• _RECORDS FOR THE EXERCISE_
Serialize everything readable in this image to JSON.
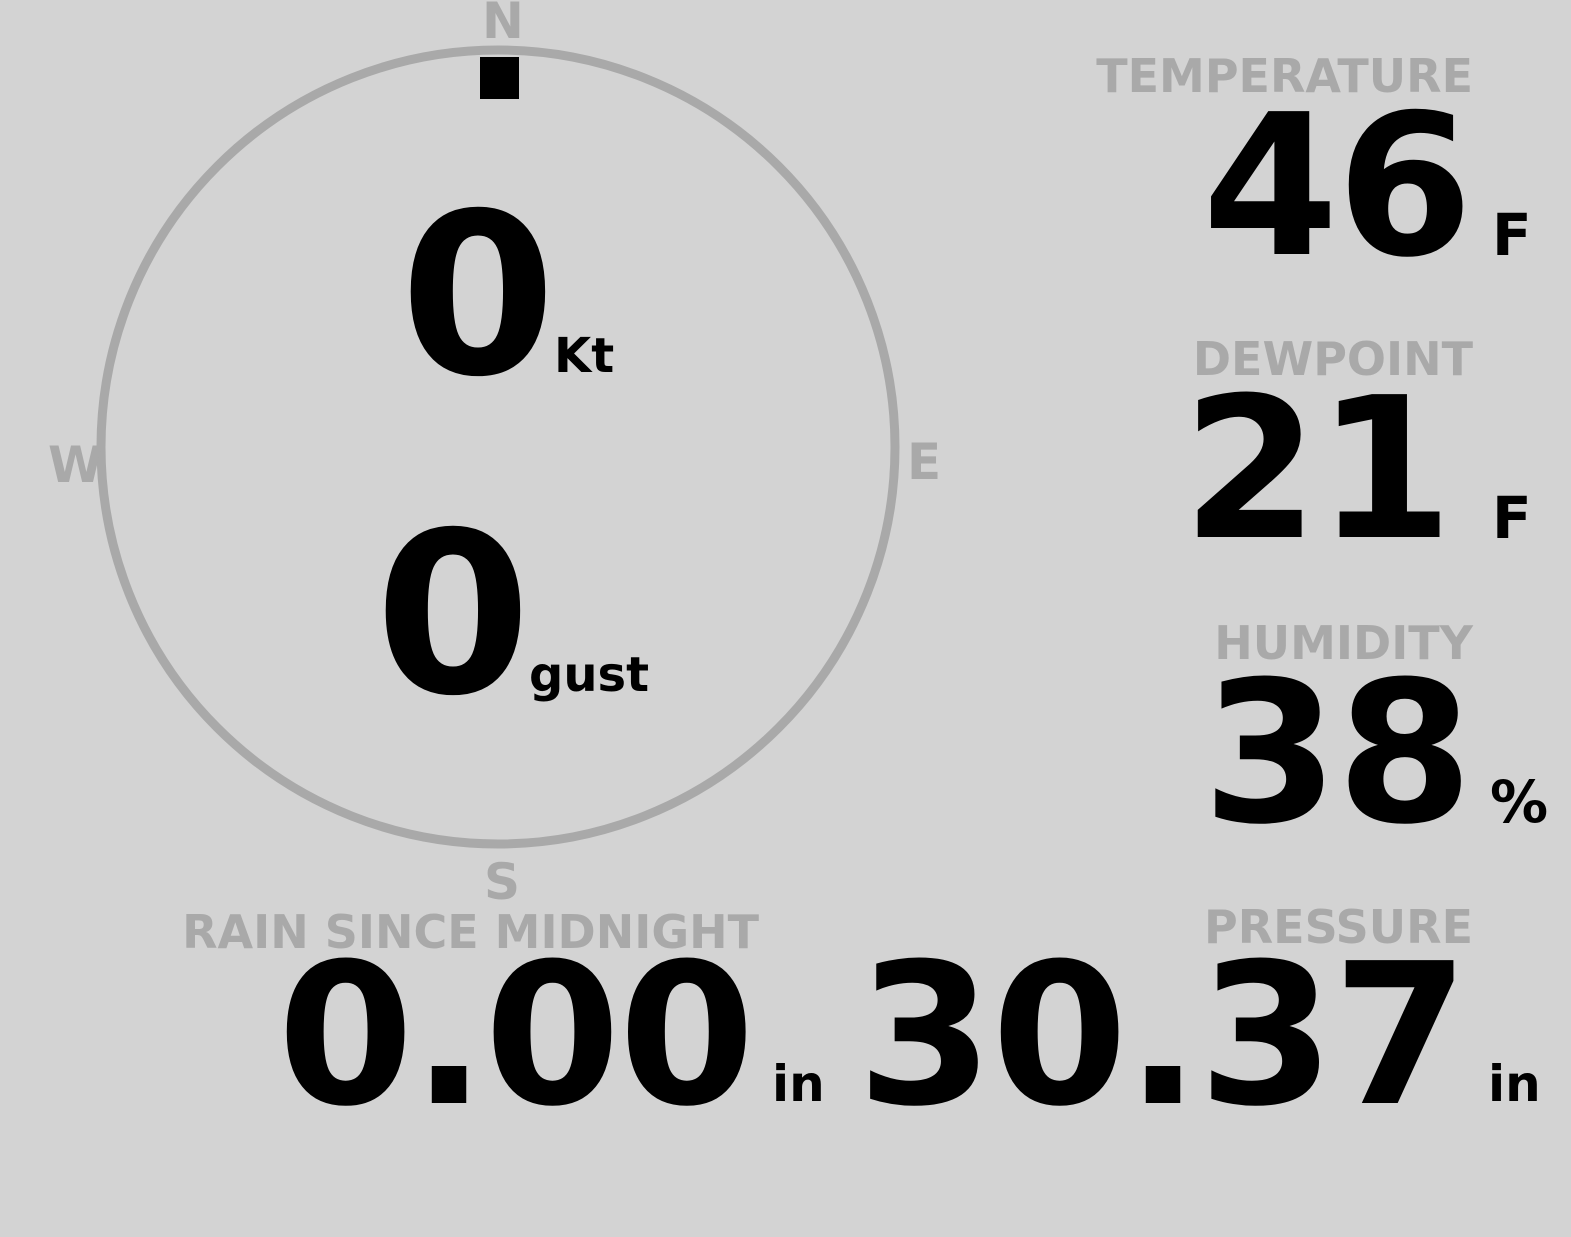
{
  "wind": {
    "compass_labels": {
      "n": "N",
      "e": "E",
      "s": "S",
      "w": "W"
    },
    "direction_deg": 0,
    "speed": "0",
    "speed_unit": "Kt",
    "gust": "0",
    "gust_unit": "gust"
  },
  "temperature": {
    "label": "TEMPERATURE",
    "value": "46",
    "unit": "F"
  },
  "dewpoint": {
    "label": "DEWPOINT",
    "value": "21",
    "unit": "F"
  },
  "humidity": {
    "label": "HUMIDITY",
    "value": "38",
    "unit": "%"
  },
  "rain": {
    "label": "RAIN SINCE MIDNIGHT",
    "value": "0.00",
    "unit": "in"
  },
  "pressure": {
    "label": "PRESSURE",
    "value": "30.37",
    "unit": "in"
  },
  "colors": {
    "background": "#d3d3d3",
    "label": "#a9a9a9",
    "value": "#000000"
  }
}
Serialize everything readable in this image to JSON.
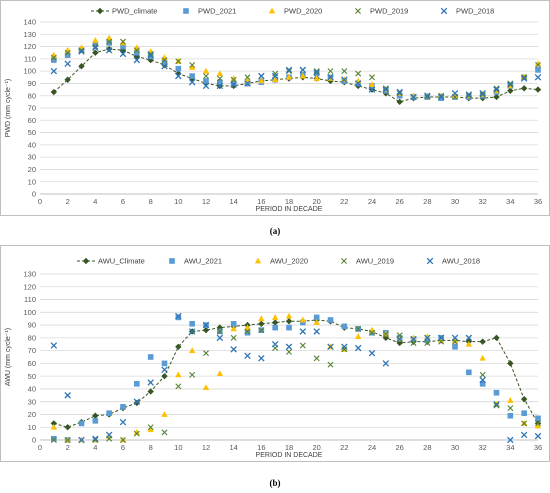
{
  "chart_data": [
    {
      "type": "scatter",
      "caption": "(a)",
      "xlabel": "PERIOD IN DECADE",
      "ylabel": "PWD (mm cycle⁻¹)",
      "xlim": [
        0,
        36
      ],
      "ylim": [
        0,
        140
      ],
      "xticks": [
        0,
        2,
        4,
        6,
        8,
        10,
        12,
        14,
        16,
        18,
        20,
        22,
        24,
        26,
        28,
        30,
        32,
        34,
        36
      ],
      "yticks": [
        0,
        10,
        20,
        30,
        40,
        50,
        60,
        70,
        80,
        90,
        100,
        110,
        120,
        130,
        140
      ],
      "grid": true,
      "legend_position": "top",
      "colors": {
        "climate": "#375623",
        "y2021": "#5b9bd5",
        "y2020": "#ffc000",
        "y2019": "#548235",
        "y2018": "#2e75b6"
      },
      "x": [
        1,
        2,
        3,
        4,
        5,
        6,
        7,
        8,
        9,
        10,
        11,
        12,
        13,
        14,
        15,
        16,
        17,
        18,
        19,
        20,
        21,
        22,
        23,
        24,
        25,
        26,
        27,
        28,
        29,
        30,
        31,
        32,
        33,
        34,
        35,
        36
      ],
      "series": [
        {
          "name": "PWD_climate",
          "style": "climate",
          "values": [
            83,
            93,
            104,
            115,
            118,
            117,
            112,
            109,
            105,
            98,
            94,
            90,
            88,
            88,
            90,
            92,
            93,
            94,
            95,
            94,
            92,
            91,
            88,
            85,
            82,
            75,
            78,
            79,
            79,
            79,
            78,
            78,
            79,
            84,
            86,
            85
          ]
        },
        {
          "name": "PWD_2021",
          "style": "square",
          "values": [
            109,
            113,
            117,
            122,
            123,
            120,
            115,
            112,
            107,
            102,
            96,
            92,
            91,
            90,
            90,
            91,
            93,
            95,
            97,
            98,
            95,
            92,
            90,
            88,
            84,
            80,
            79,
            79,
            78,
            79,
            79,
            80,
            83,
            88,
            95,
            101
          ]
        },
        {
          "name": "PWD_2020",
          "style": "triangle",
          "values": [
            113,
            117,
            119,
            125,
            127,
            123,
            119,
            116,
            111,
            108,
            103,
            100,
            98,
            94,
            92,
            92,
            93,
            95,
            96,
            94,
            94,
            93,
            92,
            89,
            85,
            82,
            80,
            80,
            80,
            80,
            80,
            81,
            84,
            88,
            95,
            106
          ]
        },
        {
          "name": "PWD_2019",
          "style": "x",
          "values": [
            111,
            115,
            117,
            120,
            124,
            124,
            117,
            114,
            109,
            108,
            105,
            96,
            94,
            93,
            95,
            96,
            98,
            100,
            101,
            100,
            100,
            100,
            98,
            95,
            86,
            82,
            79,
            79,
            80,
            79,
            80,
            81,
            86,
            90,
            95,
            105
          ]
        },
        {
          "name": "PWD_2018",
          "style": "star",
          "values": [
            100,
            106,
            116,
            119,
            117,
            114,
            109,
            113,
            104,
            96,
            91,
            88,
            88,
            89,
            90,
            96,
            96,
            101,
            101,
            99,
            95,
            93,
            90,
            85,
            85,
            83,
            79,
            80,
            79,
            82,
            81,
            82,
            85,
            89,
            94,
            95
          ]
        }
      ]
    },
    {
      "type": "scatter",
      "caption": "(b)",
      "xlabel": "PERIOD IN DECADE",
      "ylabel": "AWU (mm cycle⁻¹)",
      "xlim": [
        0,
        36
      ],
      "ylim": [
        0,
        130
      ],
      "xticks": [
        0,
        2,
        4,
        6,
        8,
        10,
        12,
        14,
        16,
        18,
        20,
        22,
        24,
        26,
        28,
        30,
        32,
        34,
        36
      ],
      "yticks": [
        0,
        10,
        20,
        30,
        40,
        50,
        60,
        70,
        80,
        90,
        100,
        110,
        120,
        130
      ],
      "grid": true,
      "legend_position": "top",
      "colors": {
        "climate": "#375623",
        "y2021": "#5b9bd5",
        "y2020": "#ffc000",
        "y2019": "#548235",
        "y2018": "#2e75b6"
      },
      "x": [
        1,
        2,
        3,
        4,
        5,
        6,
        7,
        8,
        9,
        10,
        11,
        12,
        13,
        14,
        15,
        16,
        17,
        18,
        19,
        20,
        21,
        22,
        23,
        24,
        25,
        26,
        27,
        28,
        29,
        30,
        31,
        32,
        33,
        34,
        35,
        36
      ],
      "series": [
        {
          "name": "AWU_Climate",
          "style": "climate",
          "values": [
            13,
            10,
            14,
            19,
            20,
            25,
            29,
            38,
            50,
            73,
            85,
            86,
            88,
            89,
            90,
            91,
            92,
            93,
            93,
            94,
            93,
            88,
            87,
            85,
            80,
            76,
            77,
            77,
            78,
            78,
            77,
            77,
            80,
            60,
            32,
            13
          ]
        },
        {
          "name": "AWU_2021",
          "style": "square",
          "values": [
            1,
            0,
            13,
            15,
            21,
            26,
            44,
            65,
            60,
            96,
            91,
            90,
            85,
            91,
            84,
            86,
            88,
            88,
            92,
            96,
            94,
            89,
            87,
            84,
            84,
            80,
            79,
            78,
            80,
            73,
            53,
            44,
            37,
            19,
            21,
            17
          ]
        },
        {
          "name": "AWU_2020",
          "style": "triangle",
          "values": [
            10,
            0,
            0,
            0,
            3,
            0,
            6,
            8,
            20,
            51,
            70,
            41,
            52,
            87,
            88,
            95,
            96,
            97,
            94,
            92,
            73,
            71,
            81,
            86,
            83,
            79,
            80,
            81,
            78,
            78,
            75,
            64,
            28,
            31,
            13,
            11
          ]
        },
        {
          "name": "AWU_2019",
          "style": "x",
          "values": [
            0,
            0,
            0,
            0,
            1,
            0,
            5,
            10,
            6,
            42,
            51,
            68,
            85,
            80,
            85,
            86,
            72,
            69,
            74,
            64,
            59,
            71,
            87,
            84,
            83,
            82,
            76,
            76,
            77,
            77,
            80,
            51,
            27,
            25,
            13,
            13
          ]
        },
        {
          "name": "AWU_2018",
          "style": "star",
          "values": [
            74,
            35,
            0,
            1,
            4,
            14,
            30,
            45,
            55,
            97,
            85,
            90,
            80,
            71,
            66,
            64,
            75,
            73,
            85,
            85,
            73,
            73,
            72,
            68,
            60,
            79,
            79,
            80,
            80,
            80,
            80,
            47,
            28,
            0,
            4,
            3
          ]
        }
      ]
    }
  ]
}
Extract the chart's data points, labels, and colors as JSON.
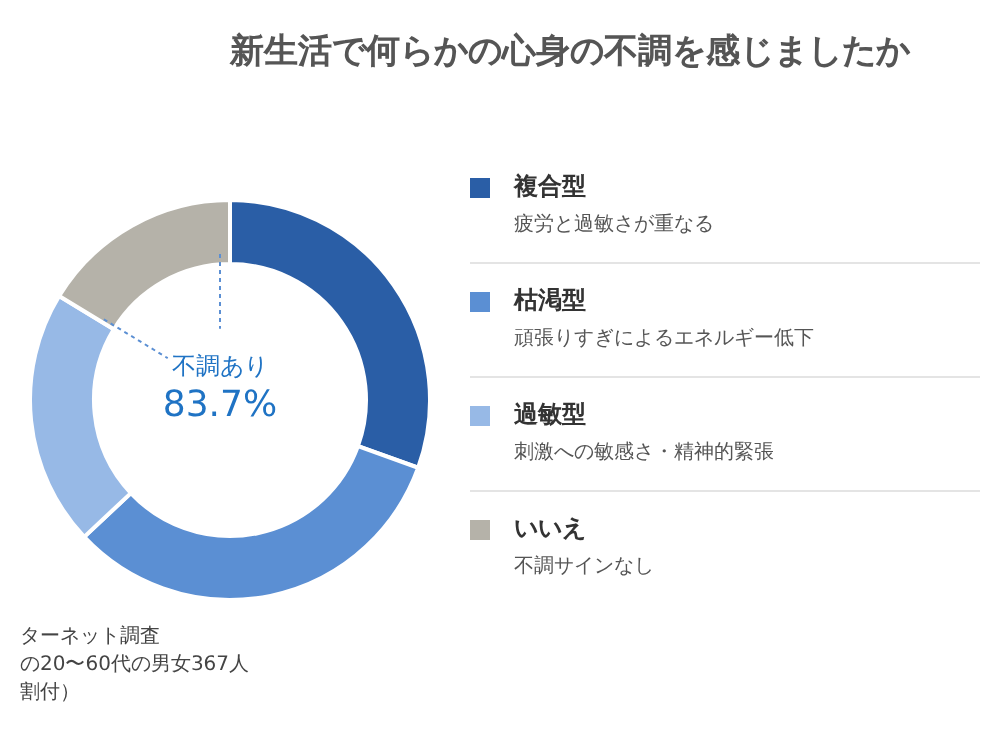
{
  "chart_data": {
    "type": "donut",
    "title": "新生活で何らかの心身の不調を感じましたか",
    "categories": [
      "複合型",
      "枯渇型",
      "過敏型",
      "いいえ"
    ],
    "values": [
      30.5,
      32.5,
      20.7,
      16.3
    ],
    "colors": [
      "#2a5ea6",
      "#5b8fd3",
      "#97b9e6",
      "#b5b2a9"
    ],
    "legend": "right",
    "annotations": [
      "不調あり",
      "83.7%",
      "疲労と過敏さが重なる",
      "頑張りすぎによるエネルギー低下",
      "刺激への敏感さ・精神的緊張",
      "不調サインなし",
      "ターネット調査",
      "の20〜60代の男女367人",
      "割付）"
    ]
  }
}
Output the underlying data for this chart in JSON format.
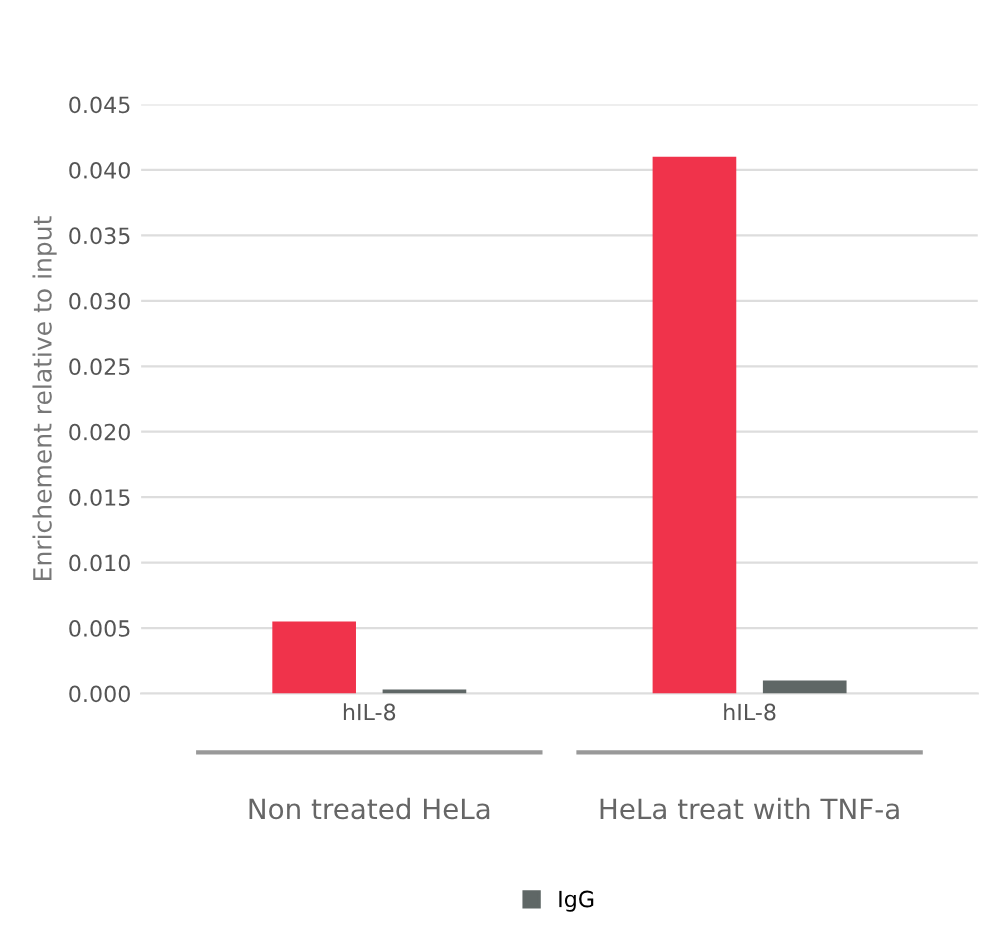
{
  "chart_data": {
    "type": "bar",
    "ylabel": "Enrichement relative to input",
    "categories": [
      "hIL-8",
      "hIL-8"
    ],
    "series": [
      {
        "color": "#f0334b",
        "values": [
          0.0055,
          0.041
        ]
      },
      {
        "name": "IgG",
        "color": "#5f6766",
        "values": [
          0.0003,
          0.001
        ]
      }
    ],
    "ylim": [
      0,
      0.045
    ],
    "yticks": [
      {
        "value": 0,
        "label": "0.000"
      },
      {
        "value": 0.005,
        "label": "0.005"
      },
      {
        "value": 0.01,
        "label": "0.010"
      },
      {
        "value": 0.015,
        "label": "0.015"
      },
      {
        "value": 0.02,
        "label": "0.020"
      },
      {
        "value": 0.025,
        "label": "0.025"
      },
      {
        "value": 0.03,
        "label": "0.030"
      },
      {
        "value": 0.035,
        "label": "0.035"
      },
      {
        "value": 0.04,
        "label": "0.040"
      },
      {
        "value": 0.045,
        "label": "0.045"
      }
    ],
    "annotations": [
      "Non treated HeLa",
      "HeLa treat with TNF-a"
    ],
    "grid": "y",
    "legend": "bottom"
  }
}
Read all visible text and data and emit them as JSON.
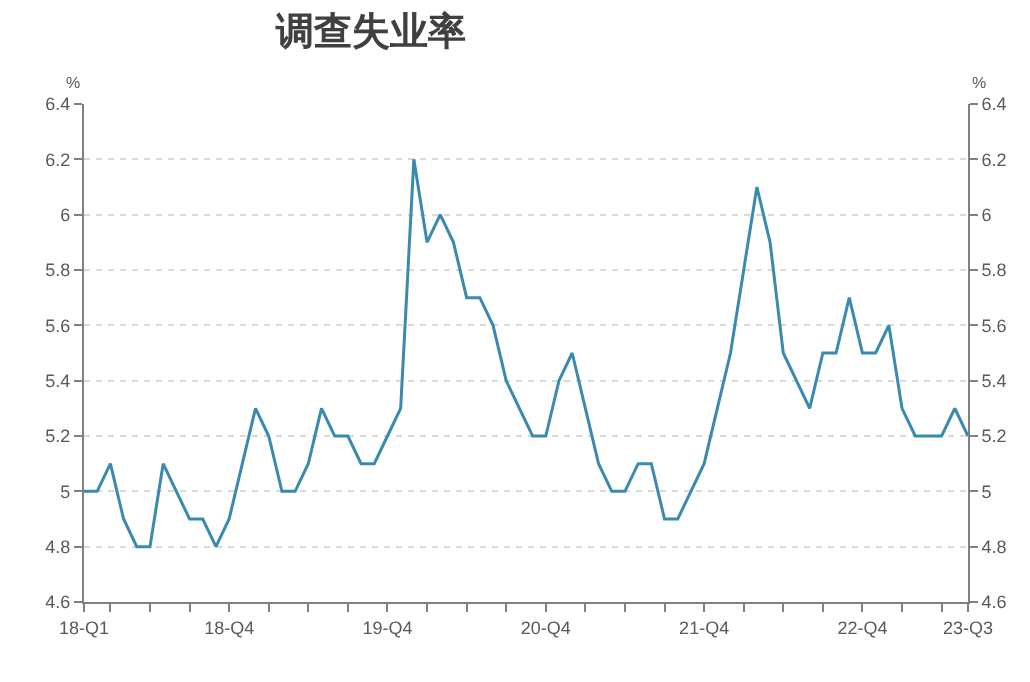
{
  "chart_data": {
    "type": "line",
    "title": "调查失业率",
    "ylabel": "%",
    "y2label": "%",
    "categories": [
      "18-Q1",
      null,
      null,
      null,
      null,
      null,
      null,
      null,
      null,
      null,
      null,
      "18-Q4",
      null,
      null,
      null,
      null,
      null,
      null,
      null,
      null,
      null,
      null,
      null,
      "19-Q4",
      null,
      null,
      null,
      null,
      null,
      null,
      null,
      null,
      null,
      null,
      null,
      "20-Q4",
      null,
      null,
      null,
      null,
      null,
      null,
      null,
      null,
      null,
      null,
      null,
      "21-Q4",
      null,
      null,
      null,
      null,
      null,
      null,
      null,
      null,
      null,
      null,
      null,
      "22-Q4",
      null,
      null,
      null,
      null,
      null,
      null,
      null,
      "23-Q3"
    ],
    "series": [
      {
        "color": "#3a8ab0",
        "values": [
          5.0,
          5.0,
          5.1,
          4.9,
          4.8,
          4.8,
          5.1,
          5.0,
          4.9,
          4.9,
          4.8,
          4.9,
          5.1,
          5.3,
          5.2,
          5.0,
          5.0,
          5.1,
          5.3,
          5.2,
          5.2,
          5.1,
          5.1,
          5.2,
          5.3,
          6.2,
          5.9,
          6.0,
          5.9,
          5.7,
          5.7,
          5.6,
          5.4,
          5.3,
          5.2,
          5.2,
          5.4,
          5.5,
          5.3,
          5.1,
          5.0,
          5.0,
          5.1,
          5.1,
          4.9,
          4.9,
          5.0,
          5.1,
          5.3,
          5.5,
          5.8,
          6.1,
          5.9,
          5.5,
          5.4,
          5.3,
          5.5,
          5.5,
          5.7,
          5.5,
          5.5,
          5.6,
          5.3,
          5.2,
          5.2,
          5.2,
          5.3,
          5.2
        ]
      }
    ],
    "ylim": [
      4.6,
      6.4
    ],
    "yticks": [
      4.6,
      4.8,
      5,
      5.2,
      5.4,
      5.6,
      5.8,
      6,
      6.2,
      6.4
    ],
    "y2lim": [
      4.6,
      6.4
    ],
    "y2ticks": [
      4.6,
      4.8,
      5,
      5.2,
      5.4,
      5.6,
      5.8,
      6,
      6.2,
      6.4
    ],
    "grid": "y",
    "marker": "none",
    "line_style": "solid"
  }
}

• _EXERCISE AIM_
From the entries above, copy every line where the word "HeLa" shows up.

• _THE RESULT_
      "Non treated HeLa",
      "HeLa treat with TNF-a"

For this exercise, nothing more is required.